Aim:
Reproduce the following material exactly, including every line.

Data lines:
******************************

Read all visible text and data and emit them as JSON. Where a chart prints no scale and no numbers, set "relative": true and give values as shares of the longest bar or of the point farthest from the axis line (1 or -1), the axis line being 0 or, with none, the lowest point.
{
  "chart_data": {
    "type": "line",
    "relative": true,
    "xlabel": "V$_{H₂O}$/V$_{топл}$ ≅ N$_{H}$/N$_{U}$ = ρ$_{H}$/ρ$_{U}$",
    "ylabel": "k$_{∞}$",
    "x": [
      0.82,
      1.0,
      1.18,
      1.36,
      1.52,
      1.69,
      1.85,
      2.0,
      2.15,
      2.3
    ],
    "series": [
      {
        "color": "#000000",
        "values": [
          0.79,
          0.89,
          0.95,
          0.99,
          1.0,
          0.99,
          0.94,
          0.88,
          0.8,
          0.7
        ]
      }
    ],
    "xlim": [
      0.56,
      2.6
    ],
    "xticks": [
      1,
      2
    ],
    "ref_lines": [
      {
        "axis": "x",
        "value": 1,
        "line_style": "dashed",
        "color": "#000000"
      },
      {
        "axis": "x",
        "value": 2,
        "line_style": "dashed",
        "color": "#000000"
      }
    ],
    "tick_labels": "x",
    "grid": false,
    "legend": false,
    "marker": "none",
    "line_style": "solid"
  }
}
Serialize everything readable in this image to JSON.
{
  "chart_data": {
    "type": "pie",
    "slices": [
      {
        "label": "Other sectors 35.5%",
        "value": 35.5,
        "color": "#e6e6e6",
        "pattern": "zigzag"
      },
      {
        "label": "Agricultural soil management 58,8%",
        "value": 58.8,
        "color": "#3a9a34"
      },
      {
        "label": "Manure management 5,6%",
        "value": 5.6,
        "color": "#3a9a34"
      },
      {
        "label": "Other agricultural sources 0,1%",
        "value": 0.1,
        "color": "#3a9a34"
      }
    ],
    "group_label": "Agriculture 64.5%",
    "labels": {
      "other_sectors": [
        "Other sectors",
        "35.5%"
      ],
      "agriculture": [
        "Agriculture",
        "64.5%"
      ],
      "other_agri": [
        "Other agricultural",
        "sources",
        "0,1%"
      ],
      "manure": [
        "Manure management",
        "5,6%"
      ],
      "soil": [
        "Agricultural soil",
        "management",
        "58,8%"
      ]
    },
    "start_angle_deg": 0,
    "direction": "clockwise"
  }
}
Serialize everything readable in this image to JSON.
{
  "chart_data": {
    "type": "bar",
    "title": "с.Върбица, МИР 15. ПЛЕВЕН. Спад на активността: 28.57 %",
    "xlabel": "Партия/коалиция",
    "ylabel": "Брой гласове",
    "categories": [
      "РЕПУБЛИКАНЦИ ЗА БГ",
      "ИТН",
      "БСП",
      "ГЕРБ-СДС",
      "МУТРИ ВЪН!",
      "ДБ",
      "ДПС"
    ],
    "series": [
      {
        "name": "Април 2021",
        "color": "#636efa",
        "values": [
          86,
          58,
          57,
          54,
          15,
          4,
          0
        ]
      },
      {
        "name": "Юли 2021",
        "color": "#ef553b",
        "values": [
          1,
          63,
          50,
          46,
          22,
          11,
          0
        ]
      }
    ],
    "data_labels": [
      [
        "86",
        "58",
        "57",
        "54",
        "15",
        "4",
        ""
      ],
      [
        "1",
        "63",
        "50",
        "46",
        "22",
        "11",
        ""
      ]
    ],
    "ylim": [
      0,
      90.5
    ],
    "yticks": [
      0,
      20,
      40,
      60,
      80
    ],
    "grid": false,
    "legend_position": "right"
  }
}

******************************

Response for this exercise:
Read all visible text and data and emit them as JSON. Where a chart prints no scale and no numbers, set "relative": true and give values as shares of the longest bar or of the point farthest from the axis line (1 or -1), the axis line being 0 or, with none, the lowest point.
{
  "chart_data": {
    "type": "line",
    "relative": true,
    "xlabel": "V$_{H₂O}$/V$_{топл}$ ≅ N$_{H}$/N$_{U}$ = ρ$_{H}$/ρ$_{U}$",
    "ylabel": "k$_{∞}$",
    "x": [
      0.82,
      1.0,
      1.18,
      1.36,
      1.52,
      1.69,
      1.85,
      2.0,
      2.15,
      2.3
    ],
    "series": [
      {
        "color": "#000000",
        "values": [
          0.79,
          0.89,
          0.95,
          0.99,
          1.0,
          0.99,
          0.94,
          0.88,
          0.8,
          0.7
        ]
      }
    ],
    "xlim": [
      0.56,
      2.6
    ],
    "xticks": [
      1,
      2
    ],
    "ref_lines": [
      {
        "axis": "x",
        "value": 1,
        "line_style": "dashed",
        "color": "#000000"
      },
      {
        "axis": "x",
        "value": 2,
        "line_style": "dashed",
        "color": "#000000"
      }
    ],
    "tick_labels": "x",
    "grid": false,
    "legend": false,
    "marker": "none",
    "line_style": "solid"
  }
}
Serialize everything readable in this image to JSON.
{
  "chart_data": {
    "type": "pie",
    "slices": [
      {
        "label": "Other sectors 35.5%",
        "value": 35.5,
        "color": "#e6e6e6",
        "pattern": "zigzag"
      },
      {
        "label": "Agricultural soil management 58,8%",
        "value": 58.8,
        "color": "#3a9a34"
      },
      {
        "label": "Manure management 5,6%",
        "value": 5.6,
        "color": "#3a9a34"
      },
      {
        "label": "Other agricultural sources 0,1%",
        "value": 0.1,
        "color": "#3a9a34"
      }
    ],
    "group_label": "Agriculture 64.5%",
    "labels": {
      "other_sectors": [
        "Other sectors",
        "35.5%"
      ],
      "agriculture": [
        "Agriculture",
        "64.5%"
      ],
      "other_agri": [
        "Other agricultural",
        "sources",
        "0,1%"
      ],
      "manure": [
        "Manure management",
        "5,6%"
      ],
      "soil": [
        "Agricultural soil",
        "management",
        "58,8%"
      ]
    },
    "start_angle_deg": 0,
    "direction": "clockwise"
  }
}
Serialize everything readable in this image to JSON.
{
  "chart_data": {
    "type": "bar",
    "title": "с.Върбица, МИР 15. ПЛЕВЕН. Спад на активността: 28.57 %",
    "xlabel": "Партия/коалиция",
    "ylabel": "Брой гласове",
    "categories": [
      "РЕПУБЛИКАНЦИ ЗА БГ",
      "ИТН",
      "БСП",
      "ГЕРБ-СДС",
      "МУТРИ ВЪН!",
      "ДБ",
      "ДПС"
    ],
    "series": [
      {
        "name": "Април 2021",
        "color": "#636efa",
        "values": [
          86,
          58,
          57,
          54,
          15,
          4,
          0
        ]
      },
      {
        "name": "Юли 2021",
        "color": "#ef553b",
        "values": [
          1,
          63,
          50,
          46,
          22,
          11,
          0
        ]
      }
    ],
    "data_labels": [
      [
        "86",
        "58",
        "57",
        "54",
        "15",
        "4",
        ""
      ],
      [
        "1",
        "63",
        "50",
        "46",
        "22",
        "11",
        ""
      ]
    ],
    "ylim": [
      0,
      90.5
    ],
    "yticks": [
      0,
      20,
      40,
      60,
      80
    ],
    "grid": false,
    "legend_position": "right"
  }
}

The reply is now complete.